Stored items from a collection
## start

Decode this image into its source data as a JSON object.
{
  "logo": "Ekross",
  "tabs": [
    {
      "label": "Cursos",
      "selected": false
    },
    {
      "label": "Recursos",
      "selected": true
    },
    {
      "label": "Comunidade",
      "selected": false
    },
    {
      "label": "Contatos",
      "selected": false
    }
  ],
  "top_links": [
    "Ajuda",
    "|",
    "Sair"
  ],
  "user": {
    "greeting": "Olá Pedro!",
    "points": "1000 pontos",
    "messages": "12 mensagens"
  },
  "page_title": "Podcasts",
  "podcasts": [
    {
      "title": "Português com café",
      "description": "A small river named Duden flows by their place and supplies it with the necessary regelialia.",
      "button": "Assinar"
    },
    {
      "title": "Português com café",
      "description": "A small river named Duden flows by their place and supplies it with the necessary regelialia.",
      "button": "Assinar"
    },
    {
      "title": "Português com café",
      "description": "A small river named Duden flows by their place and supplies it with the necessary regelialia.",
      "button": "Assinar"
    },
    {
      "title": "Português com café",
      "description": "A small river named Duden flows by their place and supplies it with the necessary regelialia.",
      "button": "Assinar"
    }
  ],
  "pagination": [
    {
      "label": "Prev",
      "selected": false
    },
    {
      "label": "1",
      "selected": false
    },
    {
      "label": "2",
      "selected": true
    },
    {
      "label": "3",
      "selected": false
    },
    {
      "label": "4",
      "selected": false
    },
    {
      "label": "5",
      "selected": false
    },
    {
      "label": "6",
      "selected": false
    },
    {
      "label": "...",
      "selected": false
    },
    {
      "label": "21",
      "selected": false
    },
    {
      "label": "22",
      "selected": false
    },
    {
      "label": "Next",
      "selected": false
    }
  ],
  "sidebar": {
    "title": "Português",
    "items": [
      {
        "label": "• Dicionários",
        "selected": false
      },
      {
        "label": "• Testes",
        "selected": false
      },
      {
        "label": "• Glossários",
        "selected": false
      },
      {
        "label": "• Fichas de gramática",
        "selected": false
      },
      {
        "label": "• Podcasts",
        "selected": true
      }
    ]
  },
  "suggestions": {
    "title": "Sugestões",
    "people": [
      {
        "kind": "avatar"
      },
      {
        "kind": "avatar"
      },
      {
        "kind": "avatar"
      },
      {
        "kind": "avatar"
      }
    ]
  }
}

## end

Exercise
Nothing should be left out: return all of the records exactly.

Answer below
Decode this image into its source data as a JSON object.
{
  "logo": "Ekross",
  "tabs": [
    {
      "label": "Cursos",
      "selected": false
    },
    {
      "label": "Recursos",
      "selected": true
    },
    {
      "label": "Comunidade",
      "selected": false
    },
    {
      "label": "Contatos",
      "selected": false
    }
  ],
  "top_links": [
    "Ajuda",
    "|",
    "Sair"
  ],
  "user": {
    "greeting": "Olá Pedro!",
    "points": "1000 pontos",
    "messages": "12 mensagens"
  },
  "page_title": "Podcasts",
  "podcasts": [
    {
      "title": "Português com café",
      "description": "A small river named Duden flows by their place and supplies it with the necessary regelialia.",
      "button": "Assinar"
    },
    {
      "title": "Português com café",
      "description": "A small river named Duden flows by their place and supplies it with the necessary regelialia.",
      "button": "Assinar"
    },
    {
      "title": "Português com café",
      "description": "A small river named Duden flows by their place and supplies it with the necessary regelialia.",
      "button": "Assinar"
    },
    {
      "title": "Português com café",
      "description": "A small river named Duden flows by their place and supplies it with the necessary regelialia.",
      "button": "Assinar"
    }
  ],
  "pagination": [
    {
      "label": "Prev",
      "selected": false
    },
    {
      "label": "1",
      "selected": false
    },
    {
      "label": "2",
      "selected": true
    },
    {
      "label": "3",
      "selected": false
    },
    {
      "label": "4",
      "selected": false
    },
    {
      "label": "5",
      "selected": false
    },
    {
      "label": "6",
      "selected": false
    },
    {
      "label": "...",
      "selected": false
    },
    {
      "label": "21",
      "selected": false
    },
    {
      "label": "22",
      "selected": false
    },
    {
      "label": "Next",
      "selected": false
    }
  ],
  "sidebar": {
    "title": "Português",
    "items": [
      {
        "label": "• Dicionários",
        "selected": false
      },
      {
        "label": "• Testes",
        "selected": false
      },
      {
        "label": "• Glossários",
        "selected": false
      },
      {
        "label": "• Fichas de gramática",
        "selected": false
      },
      {
        "label": "• Podcasts",
        "selected": true
      }
    ]
  },
  "suggestions": {
    "title": "Sugestões",
    "people": [
      {
        "kind": "avatar"
      },
      {
        "kind": "avatar"
      },
      {
        "kind": "avatar"
      },
      {
        "kind": "avatar"
      }
    ]
  }
}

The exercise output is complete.